— Description of the task —
Print all of the data exactly.

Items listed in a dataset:
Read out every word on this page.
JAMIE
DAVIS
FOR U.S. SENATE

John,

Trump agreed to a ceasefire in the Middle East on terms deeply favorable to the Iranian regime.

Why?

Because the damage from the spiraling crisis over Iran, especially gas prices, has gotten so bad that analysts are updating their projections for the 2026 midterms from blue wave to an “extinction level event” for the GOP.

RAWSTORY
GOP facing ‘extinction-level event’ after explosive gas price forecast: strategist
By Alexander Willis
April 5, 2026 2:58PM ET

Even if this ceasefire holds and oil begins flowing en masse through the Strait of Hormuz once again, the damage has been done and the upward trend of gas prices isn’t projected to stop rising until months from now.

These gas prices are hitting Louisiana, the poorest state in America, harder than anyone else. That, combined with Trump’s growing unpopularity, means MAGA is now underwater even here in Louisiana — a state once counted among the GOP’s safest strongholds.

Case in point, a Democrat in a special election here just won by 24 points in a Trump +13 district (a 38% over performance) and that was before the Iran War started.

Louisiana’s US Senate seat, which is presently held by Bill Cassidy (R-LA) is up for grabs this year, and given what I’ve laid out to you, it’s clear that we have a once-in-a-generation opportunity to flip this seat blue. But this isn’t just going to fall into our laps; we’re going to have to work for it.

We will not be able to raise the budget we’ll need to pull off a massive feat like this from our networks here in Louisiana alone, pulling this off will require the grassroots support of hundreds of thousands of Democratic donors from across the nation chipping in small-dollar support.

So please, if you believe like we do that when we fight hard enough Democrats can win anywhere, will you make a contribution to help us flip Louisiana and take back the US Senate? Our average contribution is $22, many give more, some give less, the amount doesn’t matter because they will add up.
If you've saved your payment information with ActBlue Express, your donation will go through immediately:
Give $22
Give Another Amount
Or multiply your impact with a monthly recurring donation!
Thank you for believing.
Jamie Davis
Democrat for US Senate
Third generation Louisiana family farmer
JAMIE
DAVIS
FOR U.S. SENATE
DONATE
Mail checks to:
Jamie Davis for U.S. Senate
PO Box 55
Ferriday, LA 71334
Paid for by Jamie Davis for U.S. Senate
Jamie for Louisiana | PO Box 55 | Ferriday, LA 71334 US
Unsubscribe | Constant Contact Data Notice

— Completed exercise —
Read out every word on this page.
JAMIE
DAVIS
FOR U.S. SENATE

John,

Trump agreed to a ceasefire in the Middle East on terms deeply favorable to the Iranian regime.

Why?

Because the damage from the spiraling crisis over Iran, especially gas prices, has gotten so bad that analysts are updating their projections for the 2026 midterms from blue wave to an “extinction level event” for the GOP.

RAWSTORY
GOP facing ‘extinction-level event’ after explosive gas price forecast: strategist
By Alexander Willis
April 5, 2026 2:58PM ET

Even if this ceasefire holds and oil begins flowing en masse through the Strait of Hormuz once again, the damage has been done and the upward trend of gas prices isn’t projected to stop rising until months from now.

These gas prices are hitting Louisiana, the poorest state in America, harder than anyone else. That, combined with Trump’s growing unpopularity, means MAGA is now underwater even here in Louisiana — a state once counted among the GOP’s safest strongholds.

Case in point, a Democrat in a special election here just won by 24 points in a Trump +13 district (a 38% over performance) and that was before the Iran War started.

Louisiana’s US Senate seat, which is presently held by Bill Cassidy (R-LA) is up for grabs this year, and given what I’ve laid out to you, it’s clear that we have a once-in-a-generation opportunity to flip this seat blue. But this isn’t just going to fall into our laps; we’re going to have to work for it.

We will not be able to raise the budget we’ll need to pull off a massive feat like this from our networks here in Louisiana alone, pulling this off will require the grassroots support of hundreds of thousands of Democratic donors from across the nation chipping in small-dollar support.

So please, if you believe like we do that when we fight hard enough Democrats can win anywhere, will you make a contribution to help us flip Louisiana and take back the US Senate? Our average contribution is $22, many give more, some give less, the amount doesn’t matter because they will add up.
If you've saved your payment information with ActBlue Express, your donation will go through immediately:
Give $22
Give Another Amount
Or multiply your impact with a monthly recurring donation!
Thank you for believing.
Jamie Davis
Democrat for US Senate
Third generation Louisiana family farmer
JAMIE
DAVIS
FOR U.S. SENATE
DONATE
Mail checks to:
Jamie Davis for U.S. Senate
PO Box 55
Ferriday, LA 71334
Paid for by Jamie Davis for U.S. Senate
Jamie for Louisiana | PO Box 55 | Ferriday, LA 71334 US
Unsubscribe | Constant Contact Data Notice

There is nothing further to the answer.